- **What to do**:
Find the line that contains "What data populates" in the entries below. Restate it and every line after it, word for word, with no pictures.

- **Material shown**:
"""

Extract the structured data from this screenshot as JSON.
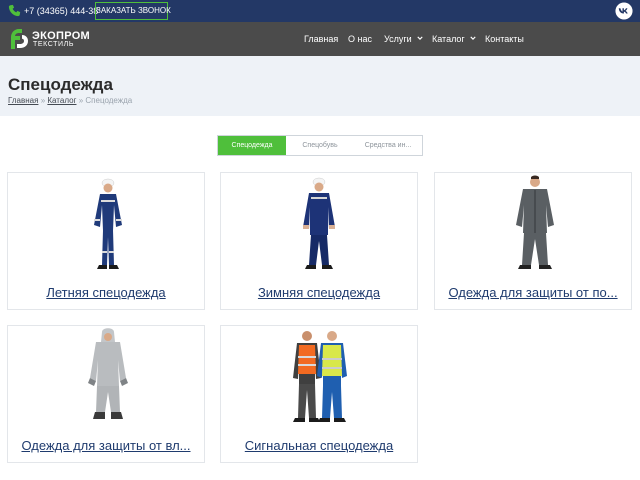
{
  "topbar": {
    "phone": "+7 (34365) 444-38",
    "callback_label": "ЗАКАЗАТЬ ЗВОНОК",
    "icons": [
      "phone-icon",
      "vk-icon"
    ]
  },
  "header": {
    "logo_name": "ЭКОПРОМ",
    "logo_sub": "ТЕКСТИЛЬ",
    "nav": [
      {
        "label": "Главная",
        "dropdown": false
      },
      {
        "label": "О нас",
        "dropdown": false
      },
      {
        "label": "Услуги",
        "dropdown": true
      },
      {
        "label": "Каталог",
        "dropdown": true
      },
      {
        "label": "Контакты",
        "dropdown": false
      }
    ]
  },
  "page": {
    "title": "Спецодежда",
    "breadcrumb": [
      {
        "label": "Главная",
        "link": true
      },
      {
        "label": "Каталог",
        "link": true
      },
      {
        "label": "Спецодежда",
        "link": false
      }
    ],
    "breadcrumb_separator": "»"
  },
  "tabs": [
    {
      "label": "Спецодежда",
      "active": true
    },
    {
      "label": "Спецобувь",
      "active": false
    },
    {
      "label": "Средства ин...",
      "active": false
    }
  ],
  "cards": [
    {
      "label": "Летняя спецодежда",
      "image": "summer-workwear-image"
    },
    {
      "label": "Зимняя спецодежда",
      "image": "winter-workwear-image"
    },
    {
      "label": "Одежда для защиты от по...",
      "image": "protective-suit-grey-image"
    },
    {
      "label": "Одежда для защиты от вл...",
      "image": "moisture-protection-suit-image"
    },
    {
      "label": "Сигнальная спецодежда",
      "image": "signal-workwear-image"
    }
  ],
  "colors": {
    "topbar": "#233866",
    "header": "#4b4b4b",
    "accent_green": "#4fbf3b",
    "title_bg": "#eef2f7",
    "card_link": "#1f3b6e"
  }
}
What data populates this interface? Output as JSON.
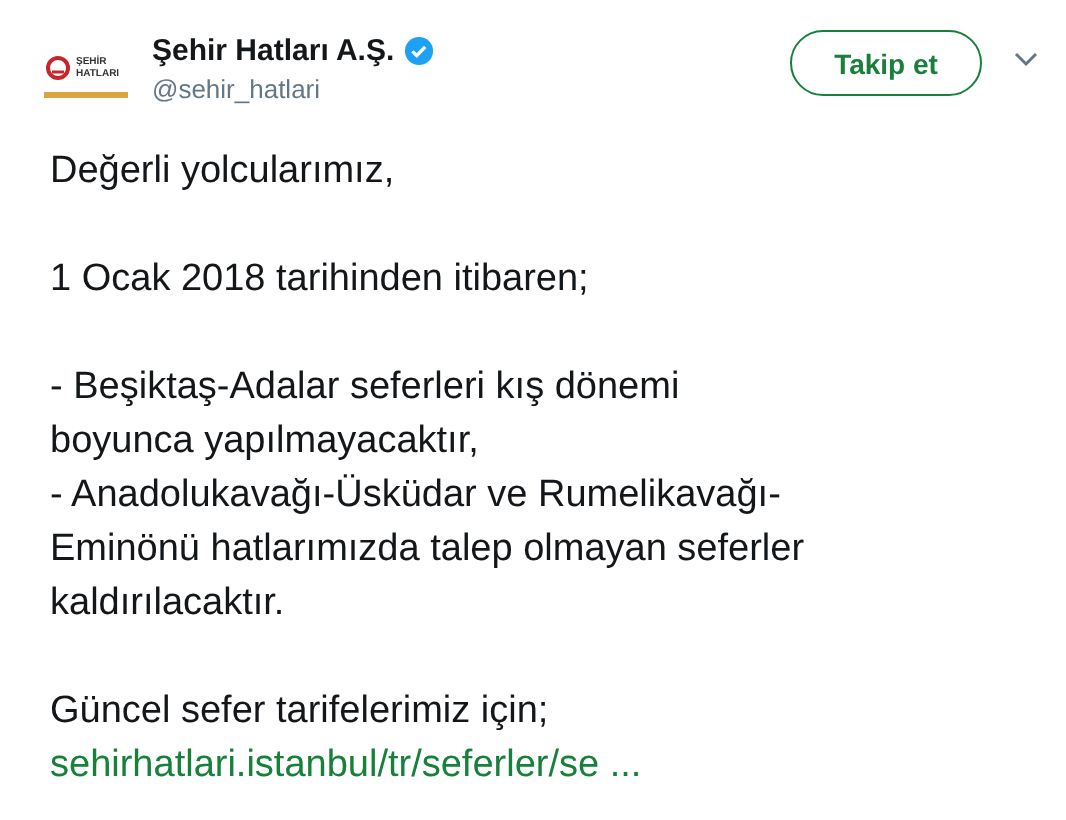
{
  "account": {
    "logo_text": [
      "ŞEHİR",
      "HATLARI"
    ],
    "name": "Şehir Hatları A.Ş.",
    "verified": true,
    "handle": "@sehir_hatlari"
  },
  "follow_button": {
    "label": "Takip et"
  },
  "tweet": {
    "paragraphs": [
      "Değerli yolcularımız,",
      "1 Ocak 2018 tarihinden itibaren;",
      "- Beşiktaş-Adalar seferleri kış dönemi\nboyunca yapılmayacaktır,\n- Anadolukavağı-Üsküdar ve Rumelikavağı-\nEminönü hatlarımızda talep olmayan seferler\nkaldırılacaktır.",
      "Güncel sefer tarifelerimiz için;"
    ],
    "link": "sehirhatlari.istanbul/tr/seferler/se ..."
  }
}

"""

- **Answer**:
What data populates this interface? Output as JSON.
{
  "account": {
    "logo_text": [
      "ŞEHİR",
      "HATLARI"
    ],
    "name": "Şehir Hatları A.Ş.",
    "verified": true,
    "handle": "@sehir_hatlari"
  },
  "follow_button": {
    "label": "Takip et"
  },
  "tweet": {
    "paragraphs": [
      "Değerli yolcularımız,",
      "1 Ocak 2018 tarihinden itibaren;",
      "- Beşiktaş-Adalar seferleri kış dönemi\nboyunca yapılmayacaktır,\n- Anadolukavağı-Üsküdar ve Rumelikavağı-\nEminönü hatlarımızda talep olmayan seferler\nkaldırılacaktır.",
      "Güncel sefer tarifelerimiz için;"
    ],
    "link": "sehirhatlari.istanbul/tr/seferler/se ..."
  }
}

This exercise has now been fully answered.